> [What is being asked]
Exactly as written, please set down all of the entries again, with no pictures.

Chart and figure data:
────────────────────────────────────────
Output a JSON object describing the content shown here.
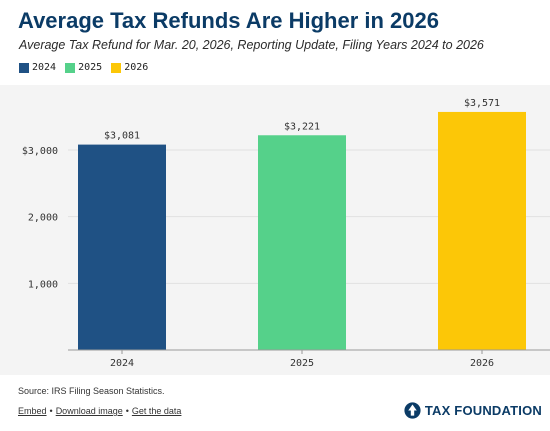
{
  "chart_data": {
    "type": "bar",
    "title": "Average Tax Refunds Are Higher in 2026",
    "subtitle": "Average Tax Refund for Mar. 20, 2026, Reporting Update, Filing Years 2024 to 2026",
    "categories": [
      "2024",
      "2025",
      "2026"
    ],
    "values": [
      3081,
      3221,
      3571
    ],
    "data_labels": [
      "$3,081",
      "$3,221",
      "$3,571"
    ],
    "colors": [
      "#1f5184",
      "#55d18a",
      "#fcc707"
    ],
    "legend": {
      "position": "top-left",
      "entries": [
        {
          "label": "2024",
          "color": "#1f5184"
        },
        {
          "label": "2025",
          "color": "#55d18a"
        },
        {
          "label": "2026",
          "color": "#fcc707"
        }
      ]
    },
    "y_ticks": [
      {
        "value": 1000,
        "label": "1,000"
      },
      {
        "value": 2000,
        "label": "2,000"
      },
      {
        "value": 3000,
        "label": "$3,000"
      }
    ],
    "ylim": [
      0,
      3750
    ],
    "grid": true,
    "xlabel": "",
    "ylabel": ""
  },
  "footer": {
    "source": "Source: IRS Filing Season Statistics.",
    "links": [
      "Embed",
      "Download image",
      "Get the data"
    ],
    "separator": "•",
    "brand": "TAX FOUNDATION",
    "brand_icon": "tax-foundation-logo-icon"
  }
}
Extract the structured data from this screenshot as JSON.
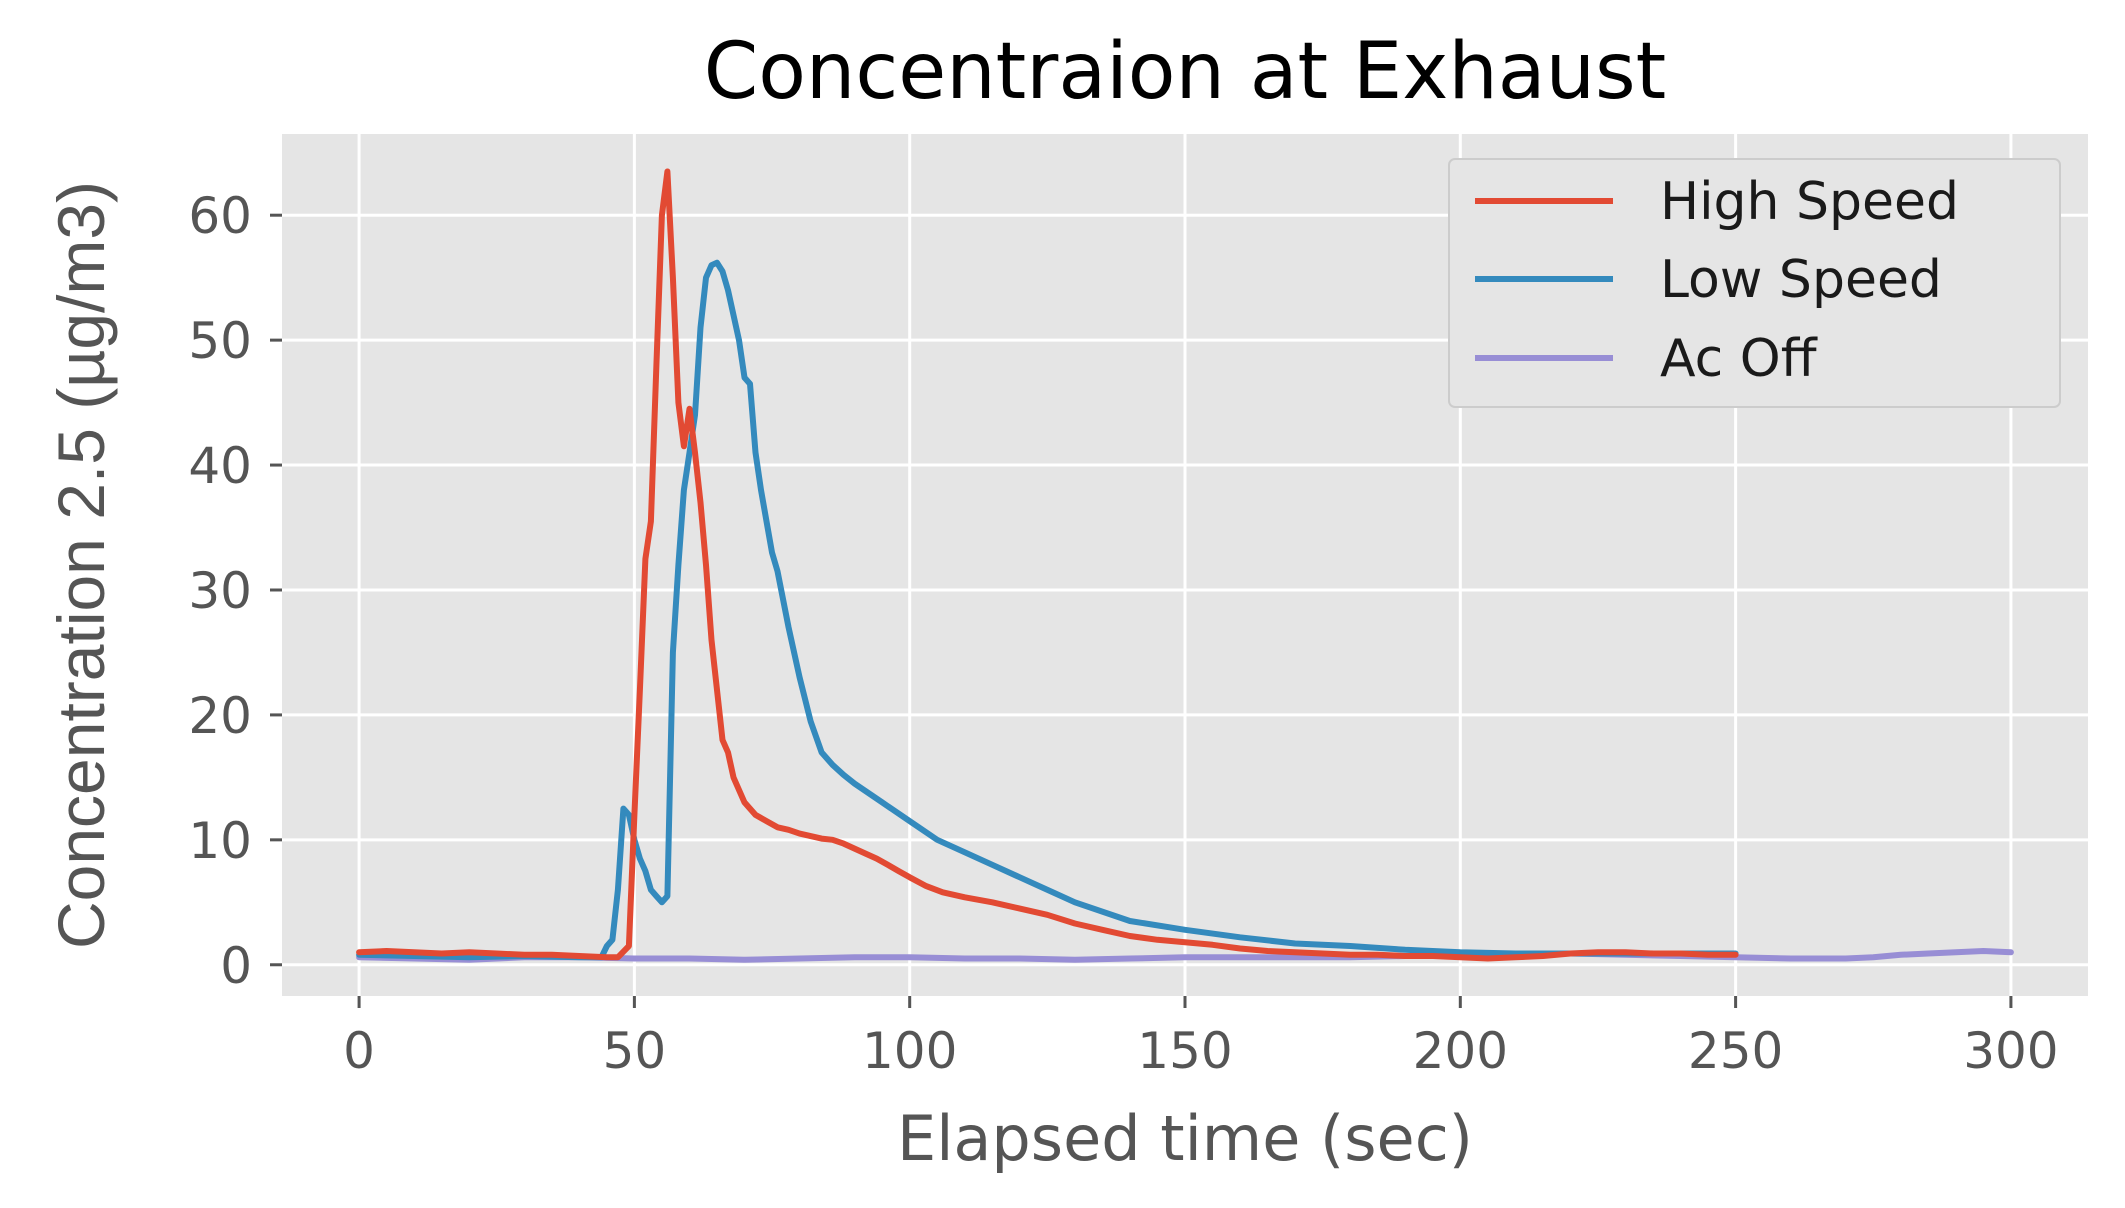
{
  "chart_data": {
    "type": "line",
    "title": "Concentraion at Exhaust",
    "xlabel": "Elapsed time (sec)",
    "ylabel": "Concentration 2.5 (µg/m3)",
    "xlim": [
      -14,
      314
    ],
    "ylim": [
      -2.5,
      66.5
    ],
    "xticks": [
      0,
      50,
      100,
      150,
      200,
      250,
      300
    ],
    "yticks": [
      0,
      10,
      20,
      30,
      40,
      50,
      60
    ],
    "grid": true,
    "legend_position": "top-right",
    "series": [
      {
        "name": "High Speed",
        "color": "#E24A33",
        "x": [
          0,
          5,
          10,
          15,
          20,
          25,
          30,
          35,
          40,
          45,
          47,
          49,
          50,
          51,
          52,
          53,
          54,
          55,
          56,
          57,
          58,
          59,
          60,
          61,
          62,
          63,
          64,
          65,
          66,
          67,
          68,
          69,
          70,
          72,
          74,
          76,
          78,
          80,
          82,
          84,
          86,
          88,
          90,
          92,
          94,
          96,
          98,
          100,
          103,
          106,
          110,
          115,
          120,
          125,
          130,
          135,
          140,
          145,
          150,
          155,
          160,
          165,
          170,
          175,
          180,
          185,
          190,
          195,
          200,
          205,
          210,
          215,
          220,
          225,
          230,
          235,
          240,
          245,
          250
        ],
        "y": [
          1.0,
          1.1,
          1.0,
          0.9,
          1.0,
          0.9,
          0.8,
          0.8,
          0.7,
          0.6,
          0.6,
          1.5,
          12,
          22,
          32.5,
          35.5,
          48,
          60,
          63.5,
          55,
          45,
          41.5,
          44.5,
          41,
          37,
          32,
          26,
          22,
          18,
          17,
          15,
          14,
          13,
          12,
          11.5,
          11,
          10.8,
          10.5,
          10.3,
          10.1,
          10,
          9.7,
          9.3,
          8.9,
          8.5,
          8,
          7.5,
          7,
          6.3,
          5.8,
          5.4,
          5,
          4.5,
          4,
          3.3,
          2.8,
          2.3,
          2.0,
          1.8,
          1.6,
          1.3,
          1.1,
          1.0,
          0.9,
          0.8,
          0.8,
          0.7,
          0.7,
          0.6,
          0.5,
          0.6,
          0.7,
          0.9,
          1.0,
          1.0,
          0.9,
          0.9,
          0.8,
          0.8
        ]
      },
      {
        "name": "Low Speed",
        "color": "#348ABD",
        "x": [
          0,
          10,
          20,
          30,
          40,
          44,
          45,
          46,
          47,
          48,
          49,
          50,
          51,
          52,
          53,
          54,
          55,
          56,
          57,
          58,
          59,
          60,
          61,
          62,
          63,
          64,
          65,
          66,
          67,
          68,
          69,
          70,
          71,
          72,
          73,
          74,
          75,
          76,
          78,
          80,
          82,
          84,
          86,
          88,
          90,
          95,
          100,
          105,
          110,
          115,
          120,
          130,
          140,
          150,
          160,
          170,
          180,
          190,
          200,
          210,
          220,
          230,
          240,
          250
        ],
        "y": [
          0.8,
          0.7,
          0.6,
          0.7,
          0.6,
          0.6,
          1.5,
          2,
          6,
          12.5,
          12,
          10,
          8.5,
          7.5,
          6,
          5.5,
          5,
          5.5,
          25,
          32,
          38,
          41,
          44,
          51,
          55,
          56,
          56.2,
          55.5,
          54,
          52,
          50,
          47,
          46.5,
          41,
          38,
          35.5,
          33,
          31.5,
          27,
          23,
          19.5,
          17,
          16,
          15.2,
          14.5,
          13,
          11.5,
          10,
          9,
          8,
          7,
          5,
          3.5,
          2.8,
          2.2,
          1.7,
          1.5,
          1.2,
          1.0,
          0.9,
          0.9,
          0.9,
          0.9,
          0.9
        ]
      },
      {
        "name": "Ac Off",
        "color": "#988ED5",
        "x": [
          0,
          10,
          20,
          30,
          40,
          50,
          60,
          70,
          80,
          90,
          100,
          110,
          120,
          130,
          140,
          150,
          160,
          170,
          180,
          190,
          200,
          210,
          220,
          230,
          240,
          250,
          260,
          270,
          275,
          280,
          285,
          290,
          295,
          300
        ],
        "y": [
          0.6,
          0.5,
          0.4,
          0.6,
          0.6,
          0.5,
          0.5,
          0.4,
          0.5,
          0.6,
          0.6,
          0.5,
          0.5,
          0.4,
          0.5,
          0.6,
          0.6,
          0.6,
          0.6,
          0.7,
          0.8,
          0.9,
          0.9,
          0.8,
          0.7,
          0.6,
          0.5,
          0.5,
          0.6,
          0.8,
          0.9,
          1.0,
          1.1,
          1.0
        ]
      }
    ]
  }
}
────────────────────────────────────────
> [The response]
Output a JSON object describing the content shown here.
{
  "chart_data": {
    "type": "bar",
    "title": "Average Tax Refunds Are Higher in 2026",
    "subtitle": "Average Tax Refund for Mar. 20, 2026, Reporting Update, Filing Years 2024 to 2026",
    "categories": [
      "2024",
      "2025",
      "2026"
    ],
    "values": [
      3081,
      3221,
      3571
    ],
    "data_labels": [
      "$3,081",
      "$3,221",
      "$3,571"
    ],
    "colors": [
      "#1f5184",
      "#55d18a",
      "#fcc707"
    ],
    "legend": {
      "position": "top-left",
      "entries": [
        {
          "label": "2024",
          "color": "#1f5184"
        },
        {
          "label": "2025",
          "color": "#55d18a"
        },
        {
          "label": "2026",
          "color": "#fcc707"
        }
      ]
    },
    "y_ticks": [
      {
        "value": 1000,
        "label": "1,000"
      },
      {
        "value": 2000,
        "label": "2,000"
      },
      {
        "value": 3000,
        "label": "$3,000"
      }
    ],
    "ylim": [
      0,
      3750
    ],
    "grid": true,
    "xlabel": "",
    "ylabel": ""
  },
  "footer": {
    "source": "Source: IRS Filing Season Statistics.",
    "links": [
      "Embed",
      "Download image",
      "Get the data"
    ],
    "separator": "•",
    "brand": "TAX FOUNDATION",
    "brand_icon": "tax-foundation-logo-icon"
  }
}
Extract the structured data from this screenshot as JSON.
{
  "chart_data": {
    "type": "line",
    "title": "Concentraion at Exhaust",
    "xlabel": "Elapsed time (sec)",
    "ylabel": "Concentration 2.5 (µg/m3)",
    "xlim": [
      -14,
      314
    ],
    "ylim": [
      -2.5,
      66.5
    ],
    "xticks": [
      0,
      50,
      100,
      150,
      200,
      250,
      300
    ],
    "yticks": [
      0,
      10,
      20,
      30,
      40,
      50,
      60
    ],
    "grid": true,
    "legend_position": "top-right",
    "series": [
      {
        "name": "High Speed",
        "color": "#E24A33",
        "x": [
          0,
          5,
          10,
          15,
          20,
          25,
          30,
          35,
          40,
          45,
          47,
          49,
          50,
          51,
          52,
          53,
          54,
          55,
          56,
          57,
          58,
          59,
          60,
          61,
          62,
          63,
          64,
          65,
          66,
          67,
          68,
          69,
          70,
          72,
          74,
          76,
          78,
          80,
          82,
          84,
          86,
          88,
          90,
          92,
          94,
          96,
          98,
          100,
          103,
          106,
          110,
          115,
          120,
          125,
          130,
          135,
          140,
          145,
          150,
          155,
          160,
          165,
          170,
          175,
          180,
          185,
          190,
          195,
          200,
          205,
          210,
          215,
          220,
          225,
          230,
          235,
          240,
          245,
          250
        ],
        "y": [
          1.0,
          1.1,
          1.0,
          0.9,
          1.0,
          0.9,
          0.8,
          0.8,
          0.7,
          0.6,
          0.6,
          1.5,
          12,
          22,
          32.5,
          35.5,
          48,
          60,
          63.5,
          55,
          45,
          41.5,
          44.5,
          41,
          37,
          32,
          26,
          22,
          18,
          17,
          15,
          14,
          13,
          12,
          11.5,
          11,
          10.8,
          10.5,
          10.3,
          10.1,
          10,
          9.7,
          9.3,
          8.9,
          8.5,
          8,
          7.5,
          7,
          6.3,
          5.8,
          5.4,
          5,
          4.5,
          4,
          3.3,
          2.8,
          2.3,
          2.0,
          1.8,
          1.6,
          1.3,
          1.1,
          1.0,
          0.9,
          0.8,
          0.8,
          0.7,
          0.7,
          0.6,
          0.5,
          0.6,
          0.7,
          0.9,
          1.0,
          1.0,
          0.9,
          0.9,
          0.8,
          0.8
        ]
      },
      {
        "name": "Low Speed",
        "color": "#348ABD",
        "x": [
          0,
          10,
          20,
          30,
          40,
          44,
          45,
          46,
          47,
          48,
          49,
          50,
          51,
          52,
          53,
          54,
          55,
          56,
          57,
          58,
          59,
          60,
          61,
          62,
          63,
          64,
          65,
          66,
          67,
          68,
          69,
          70,
          71,
          72,
          73,
          74,
          75,
          76,
          78,
          80,
          82,
          84,
          86,
          88,
          90,
          95,
          100,
          105,
          110,
          115,
          120,
          130,
          140,
          150,
          160,
          170,
          180,
          190,
          200,
          210,
          220,
          230,
          240,
          250
        ],
        "y": [
          0.8,
          0.7,
          0.6,
          0.7,
          0.6,
          0.6,
          1.5,
          2,
          6,
          12.5,
          12,
          10,
          8.5,
          7.5,
          6,
          5.5,
          5,
          5.5,
          25,
          32,
          38,
          41,
          44,
          51,
          55,
          56,
          56.2,
          55.5,
          54,
          52,
          50,
          47,
          46.5,
          41,
          38,
          35.5,
          33,
          31.5,
          27,
          23,
          19.5,
          17,
          16,
          15.2,
          14.5,
          13,
          11.5,
          10,
          9,
          8,
          7,
          5,
          3.5,
          2.8,
          2.2,
          1.7,
          1.5,
          1.2,
          1.0,
          0.9,
          0.9,
          0.9,
          0.9,
          0.9
        ]
      },
      {
        "name": "Ac Off",
        "color": "#988ED5",
        "x": [
          0,
          10,
          20,
          30,
          40,
          50,
          60,
          70,
          80,
          90,
          100,
          110,
          120,
          130,
          140,
          150,
          160,
          170,
          180,
          190,
          200,
          210,
          220,
          230,
          240,
          250,
          260,
          270,
          275,
          280,
          285,
          290,
          295,
          300
        ],
        "y": [
          0.6,
          0.5,
          0.4,
          0.6,
          0.6,
          0.5,
          0.5,
          0.4,
          0.5,
          0.6,
          0.6,
          0.5,
          0.5,
          0.4,
          0.5,
          0.6,
          0.6,
          0.6,
          0.6,
          0.7,
          0.8,
          0.9,
          0.9,
          0.8,
          0.7,
          0.6,
          0.5,
          0.5,
          0.6,
          0.8,
          0.9,
          1.0,
          1.1,
          1.0
        ]
      }
    ]
  }
}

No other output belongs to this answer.